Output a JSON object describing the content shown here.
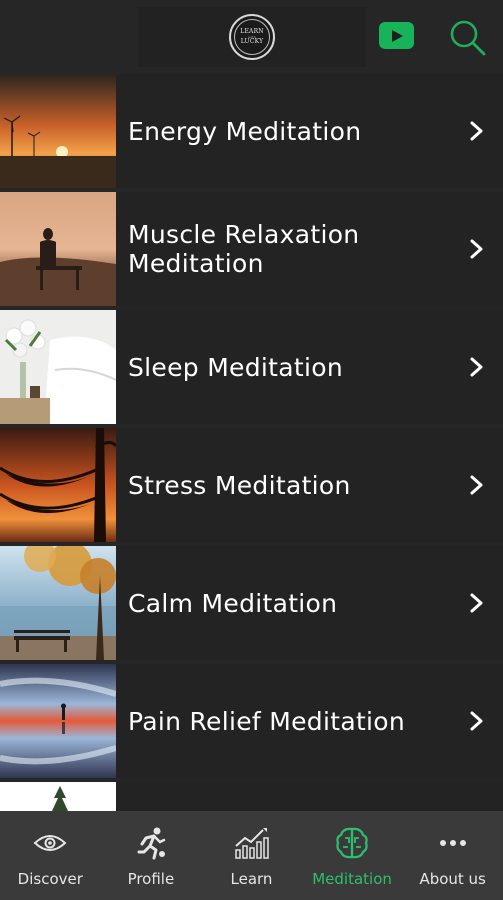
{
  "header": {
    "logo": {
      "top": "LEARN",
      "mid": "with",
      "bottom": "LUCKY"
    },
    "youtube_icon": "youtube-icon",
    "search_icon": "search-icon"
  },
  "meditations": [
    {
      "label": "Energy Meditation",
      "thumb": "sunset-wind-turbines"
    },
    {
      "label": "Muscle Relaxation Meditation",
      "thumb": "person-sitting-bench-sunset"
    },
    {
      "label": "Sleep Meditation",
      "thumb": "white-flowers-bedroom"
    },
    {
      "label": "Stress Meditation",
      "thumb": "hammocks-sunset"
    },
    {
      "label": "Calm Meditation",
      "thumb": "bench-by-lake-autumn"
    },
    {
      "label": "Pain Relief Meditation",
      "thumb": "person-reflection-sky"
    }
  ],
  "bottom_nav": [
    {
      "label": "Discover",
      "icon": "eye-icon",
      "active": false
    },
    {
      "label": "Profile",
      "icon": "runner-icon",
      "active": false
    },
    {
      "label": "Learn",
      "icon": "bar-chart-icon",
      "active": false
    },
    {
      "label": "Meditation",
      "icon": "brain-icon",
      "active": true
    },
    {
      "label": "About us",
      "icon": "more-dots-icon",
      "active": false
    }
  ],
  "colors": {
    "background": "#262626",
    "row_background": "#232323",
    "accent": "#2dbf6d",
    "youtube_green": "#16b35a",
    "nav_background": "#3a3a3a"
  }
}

━━━━━━━━━━━━━━━━━━━━━━━━━━━━━━

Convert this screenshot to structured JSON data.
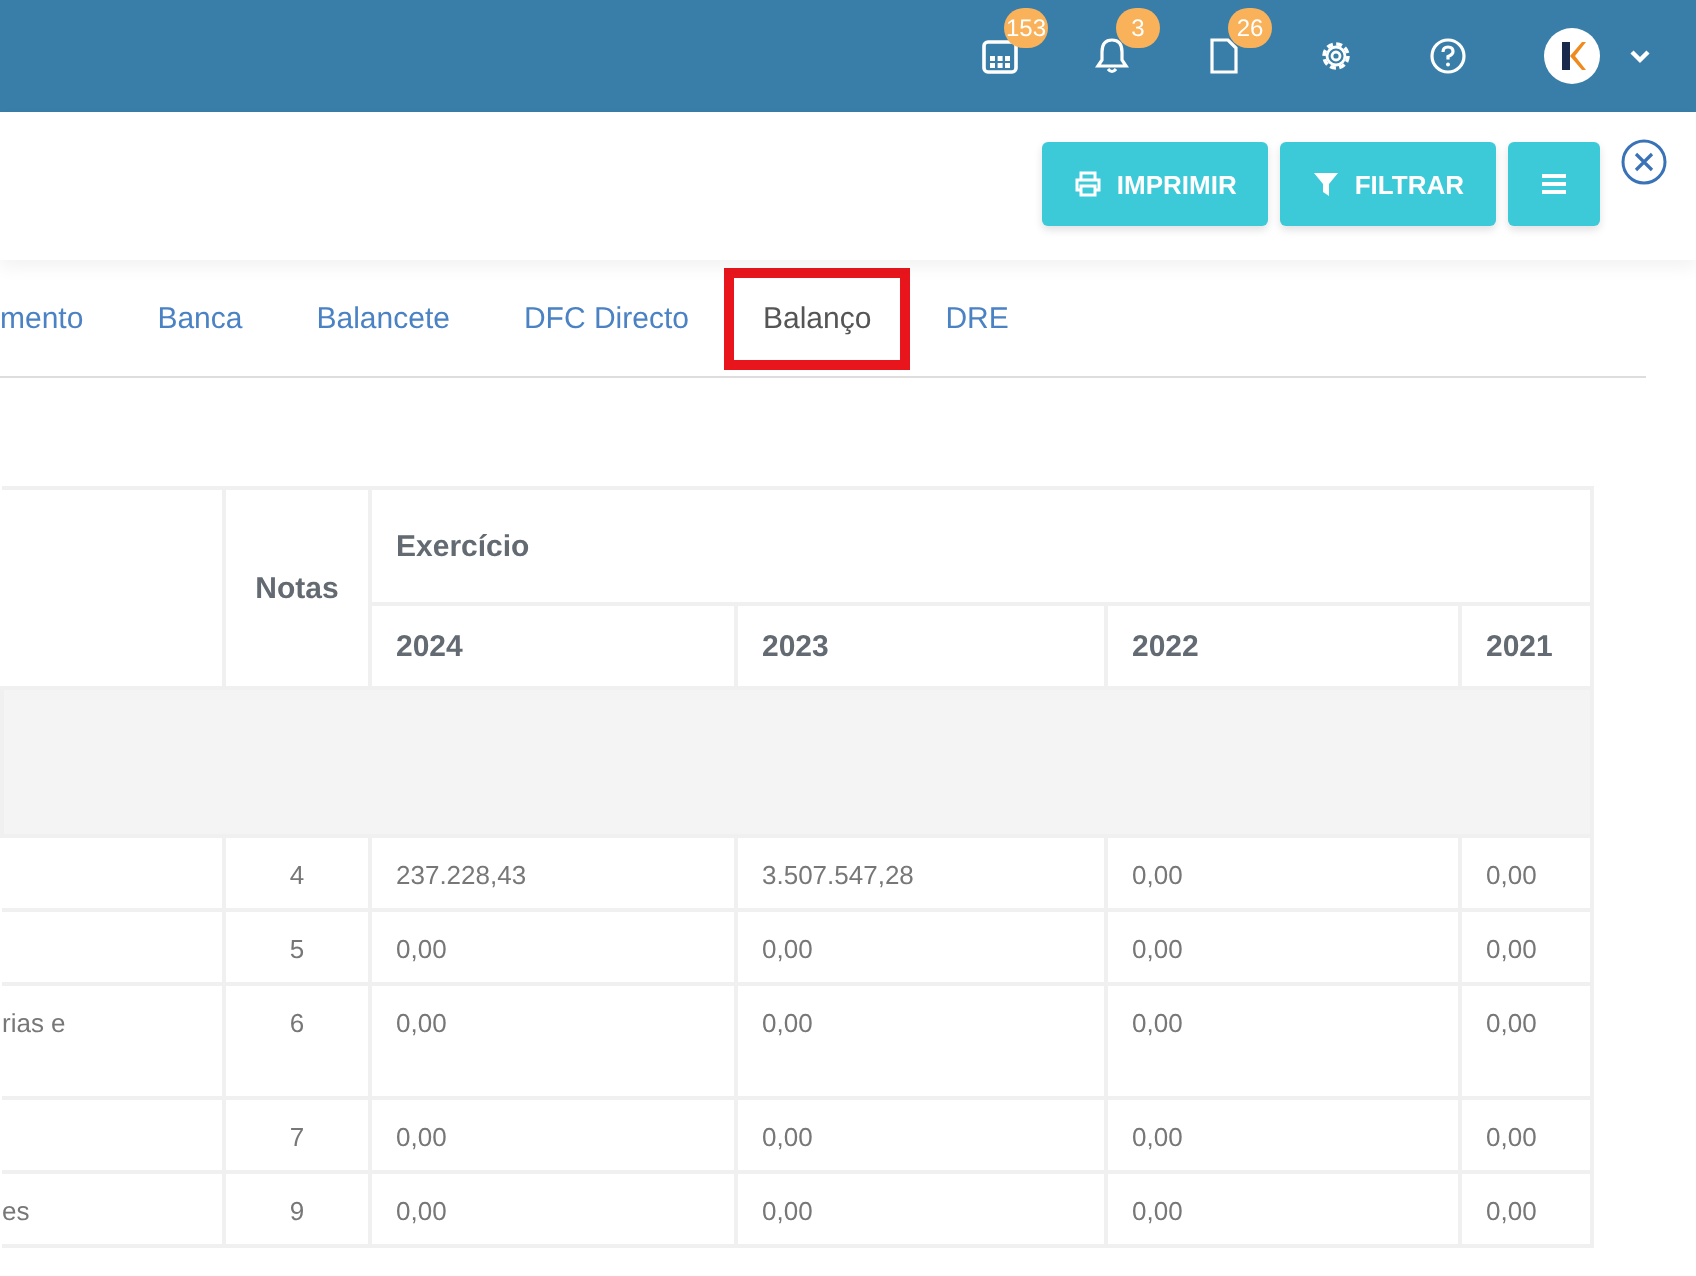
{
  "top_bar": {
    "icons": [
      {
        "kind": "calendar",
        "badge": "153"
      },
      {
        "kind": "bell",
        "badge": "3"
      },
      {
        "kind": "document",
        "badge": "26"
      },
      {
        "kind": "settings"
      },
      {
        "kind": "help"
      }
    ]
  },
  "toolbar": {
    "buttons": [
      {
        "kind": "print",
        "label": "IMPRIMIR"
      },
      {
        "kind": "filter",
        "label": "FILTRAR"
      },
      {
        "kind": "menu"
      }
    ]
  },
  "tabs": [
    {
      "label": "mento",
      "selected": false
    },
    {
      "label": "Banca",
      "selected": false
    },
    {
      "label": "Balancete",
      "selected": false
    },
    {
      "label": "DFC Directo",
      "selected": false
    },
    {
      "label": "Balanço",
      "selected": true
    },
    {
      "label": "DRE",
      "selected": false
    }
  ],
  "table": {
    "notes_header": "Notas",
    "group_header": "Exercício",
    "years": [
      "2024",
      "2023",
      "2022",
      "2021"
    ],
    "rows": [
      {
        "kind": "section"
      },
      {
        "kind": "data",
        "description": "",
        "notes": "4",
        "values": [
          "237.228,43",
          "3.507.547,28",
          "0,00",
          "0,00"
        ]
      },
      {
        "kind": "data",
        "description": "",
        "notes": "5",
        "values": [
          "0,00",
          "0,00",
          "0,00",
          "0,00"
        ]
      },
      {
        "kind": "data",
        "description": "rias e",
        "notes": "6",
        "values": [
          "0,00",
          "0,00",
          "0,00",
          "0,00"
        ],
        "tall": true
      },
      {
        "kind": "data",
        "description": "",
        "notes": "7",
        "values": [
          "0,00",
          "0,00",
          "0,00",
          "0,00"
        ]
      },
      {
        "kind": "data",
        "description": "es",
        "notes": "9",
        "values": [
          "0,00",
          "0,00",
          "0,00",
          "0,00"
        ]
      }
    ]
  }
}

━━━━━━━━━━━━━━━━━━━━━━━━━━━━━━

### YOUR TASK
Pull out all lines from the listing that contain the string "true".

### WORKED ANSWER
      "active": true
      "selected": true
        "tall": true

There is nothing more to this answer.